**EXERCISE PROMPT:** Repeat every line of the records below, replacing each occurrence of "x-tick-label" with "x-axis-label" and leaving everything else unchanged.

»»

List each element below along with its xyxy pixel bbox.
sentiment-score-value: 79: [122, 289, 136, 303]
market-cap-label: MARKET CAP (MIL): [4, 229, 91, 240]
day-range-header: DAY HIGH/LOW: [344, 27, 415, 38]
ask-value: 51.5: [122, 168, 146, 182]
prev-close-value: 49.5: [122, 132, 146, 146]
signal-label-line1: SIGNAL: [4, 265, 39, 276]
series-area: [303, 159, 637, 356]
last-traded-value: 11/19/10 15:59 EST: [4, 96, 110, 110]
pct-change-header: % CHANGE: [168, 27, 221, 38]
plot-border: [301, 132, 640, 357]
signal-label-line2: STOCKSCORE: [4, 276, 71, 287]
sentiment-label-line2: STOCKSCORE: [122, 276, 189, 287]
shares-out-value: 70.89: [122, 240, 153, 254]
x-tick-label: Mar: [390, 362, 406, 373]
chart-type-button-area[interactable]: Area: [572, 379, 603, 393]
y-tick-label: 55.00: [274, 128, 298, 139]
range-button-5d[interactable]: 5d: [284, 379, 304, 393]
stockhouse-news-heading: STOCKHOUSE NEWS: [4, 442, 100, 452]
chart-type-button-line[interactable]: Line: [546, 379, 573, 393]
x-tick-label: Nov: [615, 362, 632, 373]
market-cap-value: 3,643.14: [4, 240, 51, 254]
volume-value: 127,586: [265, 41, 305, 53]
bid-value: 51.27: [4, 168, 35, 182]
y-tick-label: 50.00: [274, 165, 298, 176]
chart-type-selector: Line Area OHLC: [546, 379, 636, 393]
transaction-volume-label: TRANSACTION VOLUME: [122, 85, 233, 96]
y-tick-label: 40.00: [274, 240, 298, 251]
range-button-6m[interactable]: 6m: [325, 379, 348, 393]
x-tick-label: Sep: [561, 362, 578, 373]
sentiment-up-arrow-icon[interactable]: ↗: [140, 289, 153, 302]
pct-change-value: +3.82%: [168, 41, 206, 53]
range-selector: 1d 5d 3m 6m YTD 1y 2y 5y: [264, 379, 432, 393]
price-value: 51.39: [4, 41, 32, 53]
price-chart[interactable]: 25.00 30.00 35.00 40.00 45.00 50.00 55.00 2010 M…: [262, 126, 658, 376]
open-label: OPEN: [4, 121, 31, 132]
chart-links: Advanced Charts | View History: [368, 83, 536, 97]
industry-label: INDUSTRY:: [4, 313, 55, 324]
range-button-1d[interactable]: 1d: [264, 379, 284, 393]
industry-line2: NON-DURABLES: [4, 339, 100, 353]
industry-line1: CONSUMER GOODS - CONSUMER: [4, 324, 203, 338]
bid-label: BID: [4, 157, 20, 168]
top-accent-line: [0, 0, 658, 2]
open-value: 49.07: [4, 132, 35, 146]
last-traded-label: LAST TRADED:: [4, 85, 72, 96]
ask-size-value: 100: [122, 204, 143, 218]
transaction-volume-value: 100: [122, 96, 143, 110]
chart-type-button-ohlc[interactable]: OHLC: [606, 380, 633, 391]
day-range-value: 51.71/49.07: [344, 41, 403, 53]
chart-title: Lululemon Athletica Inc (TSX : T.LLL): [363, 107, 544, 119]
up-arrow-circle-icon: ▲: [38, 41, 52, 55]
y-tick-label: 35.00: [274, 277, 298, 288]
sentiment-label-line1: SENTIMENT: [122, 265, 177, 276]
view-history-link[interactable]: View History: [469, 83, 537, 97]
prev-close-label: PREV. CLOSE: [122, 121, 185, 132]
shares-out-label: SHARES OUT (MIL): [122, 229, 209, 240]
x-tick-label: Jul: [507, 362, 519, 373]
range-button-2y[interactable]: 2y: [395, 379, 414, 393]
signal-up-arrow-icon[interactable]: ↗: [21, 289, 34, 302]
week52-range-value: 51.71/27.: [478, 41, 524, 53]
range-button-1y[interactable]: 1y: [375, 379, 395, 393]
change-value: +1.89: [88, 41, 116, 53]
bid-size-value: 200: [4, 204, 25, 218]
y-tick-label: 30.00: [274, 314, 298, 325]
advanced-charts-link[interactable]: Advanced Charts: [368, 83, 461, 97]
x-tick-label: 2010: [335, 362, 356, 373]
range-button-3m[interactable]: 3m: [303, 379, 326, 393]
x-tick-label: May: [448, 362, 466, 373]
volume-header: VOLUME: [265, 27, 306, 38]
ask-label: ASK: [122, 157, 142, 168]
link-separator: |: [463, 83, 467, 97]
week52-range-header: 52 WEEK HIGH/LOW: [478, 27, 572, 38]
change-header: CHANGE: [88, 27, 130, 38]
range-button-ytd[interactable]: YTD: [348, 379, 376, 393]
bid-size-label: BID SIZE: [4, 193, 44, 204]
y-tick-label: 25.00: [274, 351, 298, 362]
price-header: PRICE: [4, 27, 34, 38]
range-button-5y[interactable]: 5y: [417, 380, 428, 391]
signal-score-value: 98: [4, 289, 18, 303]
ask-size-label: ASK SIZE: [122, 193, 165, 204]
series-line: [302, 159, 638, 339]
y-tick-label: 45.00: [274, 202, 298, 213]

««

**SOLUTION FOR THIS EXERCISE:**
List each element below along with its xyxy pixel bbox.
sentiment-score-value: 79: [122, 289, 136, 303]
market-cap-label: MARKET CAP (MIL): [4, 229, 91, 240]
day-range-header: DAY HIGH/LOW: [344, 27, 415, 38]
ask-value: 51.5: [122, 168, 146, 182]
prev-close-value: 49.5: [122, 132, 146, 146]
signal-label-line1: SIGNAL: [4, 265, 39, 276]
series-area: [303, 159, 637, 356]
last-traded-value: 11/19/10 15:59 EST: [4, 96, 110, 110]
pct-change-header: % CHANGE: [168, 27, 221, 38]
plot-border: [301, 132, 640, 357]
signal-label-line2: STOCKSCORE: [4, 276, 71, 287]
sentiment-label-line2: STOCKSCORE: [122, 276, 189, 287]
shares-out-value: 70.89: [122, 240, 153, 254]
x-axis-label: Mar: [390, 362, 406, 373]
chart-type-button-area[interactable]: Area: [572, 379, 603, 393]
y-tick-label: 55.00: [274, 128, 298, 139]
range-button-5d[interactable]: 5d: [284, 379, 304, 393]
stockhouse-news-heading: STOCKHOUSE NEWS: [4, 442, 100, 452]
chart-type-button-line[interactable]: Line: [546, 379, 573, 393]
x-axis-label: Nov: [615, 362, 632, 373]
market-cap-value: 3,643.14: [4, 240, 51, 254]
volume-value: 127,586: [265, 41, 305, 53]
bid-value: 51.27: [4, 168, 35, 182]
y-tick-label: 50.00: [274, 165, 298, 176]
chart-type-selector: Line Area OHLC: [546, 379, 636, 393]
transaction-volume-label: TRANSACTION VOLUME: [122, 85, 233, 96]
y-tick-label: 40.00: [274, 240, 298, 251]
range-button-6m[interactable]: 6m: [325, 379, 348, 393]
x-axis-label: Sep: [561, 362, 578, 373]
sentiment-up-arrow-icon[interactable]: ↗: [140, 289, 153, 302]
pct-change-value: +3.82%: [168, 41, 206, 53]
range-selector: 1d 5d 3m 6m YTD 1y 2y 5y: [264, 379, 432, 393]
price-value: 51.39: [4, 41, 32, 53]
price-chart[interactable]: 25.00 30.00 35.00 40.00 45.00 50.00 55.00 2010 M…: [262, 126, 658, 376]
open-label: OPEN: [4, 121, 31, 132]
chart-links: Advanced Charts | View History: [368, 83, 536, 97]
industry-label: INDUSTRY:: [4, 313, 55, 324]
range-button-1d[interactable]: 1d: [264, 379, 284, 393]
industry-line2: NON-DURABLES: [4, 339, 100, 353]
industry-line1: CONSUMER GOODS - CONSUMER: [4, 324, 203, 338]
bid-label: BID: [4, 157, 20, 168]
top-accent-line: [0, 0, 658, 2]
open-value: 49.07: [4, 132, 35, 146]
last-traded-label: LAST TRADED:: [4, 85, 72, 96]
ask-size-value: 100: [122, 204, 143, 218]
transaction-volume-value: 100: [122, 96, 143, 110]
chart-type-button-ohlc[interactable]: OHLC: [606, 380, 633, 391]
day-range-value: 51.71/49.07: [344, 41, 403, 53]
chart-title: Lululemon Athletica Inc (TSX : T.LLL): [363, 107, 544, 119]
up-arrow-circle-icon: ▲: [38, 41, 52, 55]
y-tick-label: 35.00: [274, 277, 298, 288]
sentiment-label-line1: SENTIMENT: [122, 265, 177, 276]
view-history-link[interactable]: View History: [469, 83, 537, 97]
prev-close-label: PREV. CLOSE: [122, 121, 185, 132]
shares-out-label: SHARES OUT (MIL): [122, 229, 209, 240]
x-axis-label: Jul: [507, 362, 519, 373]
range-button-2y[interactable]: 2y: [395, 379, 414, 393]
signal-up-arrow-icon[interactable]: ↗: [21, 289, 34, 302]
week52-range-value: 51.71/27.: [478, 41, 524, 53]
range-button-1y[interactable]: 1y: [375, 379, 395, 393]
change-value: +1.89: [88, 41, 116, 53]
bid-size-value: 200: [4, 204, 25, 218]
y-tick-label: 30.00: [274, 314, 298, 325]
advanced-charts-link[interactable]: Advanced Charts: [368, 83, 461, 97]
x-axis-label: 2010: [335, 362, 356, 373]
range-button-3m[interactable]: 3m: [303, 379, 326, 393]
x-axis-label: May: [448, 362, 466, 373]
volume-header: VOLUME: [265, 27, 306, 38]
ask-label: ASK: [122, 157, 142, 168]
link-separator: |: [463, 83, 467, 97]
week52-range-header: 52 WEEK HIGH/LOW: [478, 27, 572, 38]
change-header: CHANGE: [88, 27, 130, 38]
range-button-ytd[interactable]: YTD: [348, 379, 376, 393]
bid-size-label: BID SIZE: [4, 193, 44, 204]
y-tick-label: 25.00: [274, 351, 298, 362]
price-header: PRICE: [4, 27, 34, 38]
range-button-5y[interactable]: 5y: [417, 380, 428, 391]
signal-score-value: 98: [4, 289, 18, 303]
ask-size-label: ASK SIZE: [122, 193, 165, 204]
series-line: [302, 159, 638, 339]
y-tick-label: 45.00: [274, 202, 298, 213]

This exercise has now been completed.